Request: Search the data for the word "将本机关" and copy every line where it occurs.

Dataset records:
****************
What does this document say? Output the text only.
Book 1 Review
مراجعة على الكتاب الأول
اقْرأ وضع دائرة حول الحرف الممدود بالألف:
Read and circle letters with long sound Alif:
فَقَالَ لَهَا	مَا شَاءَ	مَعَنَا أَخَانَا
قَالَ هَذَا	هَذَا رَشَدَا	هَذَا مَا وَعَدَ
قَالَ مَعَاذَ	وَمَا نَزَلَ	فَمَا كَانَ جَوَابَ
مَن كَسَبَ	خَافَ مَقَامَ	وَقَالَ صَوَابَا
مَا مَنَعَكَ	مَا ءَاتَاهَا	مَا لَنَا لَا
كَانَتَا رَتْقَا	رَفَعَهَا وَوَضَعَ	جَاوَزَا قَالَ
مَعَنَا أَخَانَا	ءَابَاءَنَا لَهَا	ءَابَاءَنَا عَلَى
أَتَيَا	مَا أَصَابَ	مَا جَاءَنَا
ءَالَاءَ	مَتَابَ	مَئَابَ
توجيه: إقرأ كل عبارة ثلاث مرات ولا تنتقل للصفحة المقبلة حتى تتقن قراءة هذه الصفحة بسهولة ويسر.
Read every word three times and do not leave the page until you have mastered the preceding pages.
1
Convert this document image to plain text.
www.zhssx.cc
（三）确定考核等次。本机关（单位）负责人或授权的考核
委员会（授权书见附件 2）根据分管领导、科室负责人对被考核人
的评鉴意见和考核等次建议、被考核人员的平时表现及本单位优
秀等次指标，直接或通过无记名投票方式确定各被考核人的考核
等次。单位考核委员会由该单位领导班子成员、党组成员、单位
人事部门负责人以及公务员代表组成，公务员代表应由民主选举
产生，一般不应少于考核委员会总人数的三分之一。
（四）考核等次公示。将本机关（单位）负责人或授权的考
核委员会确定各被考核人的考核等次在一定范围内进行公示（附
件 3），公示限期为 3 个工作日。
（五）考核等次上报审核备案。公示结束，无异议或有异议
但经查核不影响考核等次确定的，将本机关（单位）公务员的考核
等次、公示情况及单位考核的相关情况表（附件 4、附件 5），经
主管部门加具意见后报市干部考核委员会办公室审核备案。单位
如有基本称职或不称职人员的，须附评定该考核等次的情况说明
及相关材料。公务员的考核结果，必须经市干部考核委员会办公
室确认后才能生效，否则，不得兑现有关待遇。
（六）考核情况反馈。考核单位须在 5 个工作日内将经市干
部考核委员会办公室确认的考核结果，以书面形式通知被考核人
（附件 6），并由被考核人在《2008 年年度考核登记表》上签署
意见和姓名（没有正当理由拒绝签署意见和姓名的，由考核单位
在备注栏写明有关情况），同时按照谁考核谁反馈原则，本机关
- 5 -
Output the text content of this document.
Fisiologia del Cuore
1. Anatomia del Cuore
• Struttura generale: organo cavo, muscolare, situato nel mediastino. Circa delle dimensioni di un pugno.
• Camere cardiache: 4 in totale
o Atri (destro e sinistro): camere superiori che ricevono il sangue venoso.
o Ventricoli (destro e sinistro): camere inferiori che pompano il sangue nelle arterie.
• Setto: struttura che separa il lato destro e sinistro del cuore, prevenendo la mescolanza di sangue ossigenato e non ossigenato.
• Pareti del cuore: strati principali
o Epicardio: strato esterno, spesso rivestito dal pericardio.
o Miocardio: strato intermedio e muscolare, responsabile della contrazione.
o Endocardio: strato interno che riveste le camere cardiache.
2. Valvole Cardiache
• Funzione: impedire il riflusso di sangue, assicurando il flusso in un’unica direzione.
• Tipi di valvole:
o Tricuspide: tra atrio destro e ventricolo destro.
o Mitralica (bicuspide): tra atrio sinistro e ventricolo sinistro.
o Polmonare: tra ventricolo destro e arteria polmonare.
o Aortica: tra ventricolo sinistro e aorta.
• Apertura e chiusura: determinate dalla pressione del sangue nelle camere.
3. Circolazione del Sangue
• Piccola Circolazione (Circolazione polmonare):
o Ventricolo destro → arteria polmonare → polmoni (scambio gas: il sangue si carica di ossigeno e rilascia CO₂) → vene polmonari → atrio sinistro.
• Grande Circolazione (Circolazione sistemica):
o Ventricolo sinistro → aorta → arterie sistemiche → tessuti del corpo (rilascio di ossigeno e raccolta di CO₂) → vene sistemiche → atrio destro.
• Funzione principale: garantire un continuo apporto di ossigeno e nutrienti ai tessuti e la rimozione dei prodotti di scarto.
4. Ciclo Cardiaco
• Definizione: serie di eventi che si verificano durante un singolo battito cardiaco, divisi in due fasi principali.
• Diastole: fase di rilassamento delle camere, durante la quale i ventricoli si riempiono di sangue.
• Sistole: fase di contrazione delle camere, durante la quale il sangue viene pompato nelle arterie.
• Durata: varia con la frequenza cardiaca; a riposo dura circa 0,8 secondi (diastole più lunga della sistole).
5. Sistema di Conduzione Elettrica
****************
Answer to this problem:
（四）考核等次公示。将本机关（单位）负责人或授权的考
但经查核不影响考核等次确定的，将本机关（单位）公务员的考核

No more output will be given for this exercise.